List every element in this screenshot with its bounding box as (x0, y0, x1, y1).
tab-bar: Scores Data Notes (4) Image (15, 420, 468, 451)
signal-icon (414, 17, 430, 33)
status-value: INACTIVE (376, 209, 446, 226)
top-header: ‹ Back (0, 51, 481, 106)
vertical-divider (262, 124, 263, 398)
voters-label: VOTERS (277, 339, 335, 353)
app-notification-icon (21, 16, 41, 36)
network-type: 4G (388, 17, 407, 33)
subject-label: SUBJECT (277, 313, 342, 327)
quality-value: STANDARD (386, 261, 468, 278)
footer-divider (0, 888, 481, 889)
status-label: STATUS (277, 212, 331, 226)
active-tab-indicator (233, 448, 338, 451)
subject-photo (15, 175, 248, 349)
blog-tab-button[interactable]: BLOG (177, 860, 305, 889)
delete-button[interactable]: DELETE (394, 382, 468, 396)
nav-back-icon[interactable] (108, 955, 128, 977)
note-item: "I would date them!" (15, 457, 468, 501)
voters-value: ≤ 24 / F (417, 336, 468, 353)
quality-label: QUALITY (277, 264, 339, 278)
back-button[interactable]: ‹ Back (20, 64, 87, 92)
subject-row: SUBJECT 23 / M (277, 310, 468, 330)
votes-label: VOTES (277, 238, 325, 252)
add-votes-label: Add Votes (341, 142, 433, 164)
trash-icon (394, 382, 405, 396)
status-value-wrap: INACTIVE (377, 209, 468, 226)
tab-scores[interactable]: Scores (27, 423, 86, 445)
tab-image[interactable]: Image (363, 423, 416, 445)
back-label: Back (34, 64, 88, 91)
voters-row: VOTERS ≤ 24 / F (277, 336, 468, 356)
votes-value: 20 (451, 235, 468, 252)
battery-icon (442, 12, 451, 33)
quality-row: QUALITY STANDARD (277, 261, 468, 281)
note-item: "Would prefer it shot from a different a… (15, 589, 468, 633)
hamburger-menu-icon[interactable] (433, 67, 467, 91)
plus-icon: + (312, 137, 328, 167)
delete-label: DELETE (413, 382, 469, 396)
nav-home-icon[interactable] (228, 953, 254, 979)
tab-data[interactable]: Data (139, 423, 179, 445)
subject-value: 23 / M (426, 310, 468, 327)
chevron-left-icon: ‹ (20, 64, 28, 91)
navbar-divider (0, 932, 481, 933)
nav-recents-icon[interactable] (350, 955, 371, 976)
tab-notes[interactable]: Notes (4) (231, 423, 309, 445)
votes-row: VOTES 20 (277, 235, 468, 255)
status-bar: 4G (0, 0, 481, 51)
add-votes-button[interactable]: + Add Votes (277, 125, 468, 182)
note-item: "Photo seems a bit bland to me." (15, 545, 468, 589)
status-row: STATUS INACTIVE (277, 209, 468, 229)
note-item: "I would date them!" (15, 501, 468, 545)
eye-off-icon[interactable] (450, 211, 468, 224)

▶ [Problem details]
Rewrite the rows from the first one through the line containing "vertical-divider (262, 124, 263, 398)", replacing "INACTIVE" with "ACTIVE" and keeping everything else the same. Give only those lines.

▶ [Written answer]
List every element in this screenshot with its bounding box as (x0, y0, x1, y1).
tab-bar: Scores Data Notes (4) Image (15, 420, 468, 451)
signal-icon (414, 17, 430, 33)
status-value: ACTIVE (376, 209, 446, 226)
top-header: ‹ Back (0, 51, 481, 106)
vertical-divider (262, 124, 263, 398)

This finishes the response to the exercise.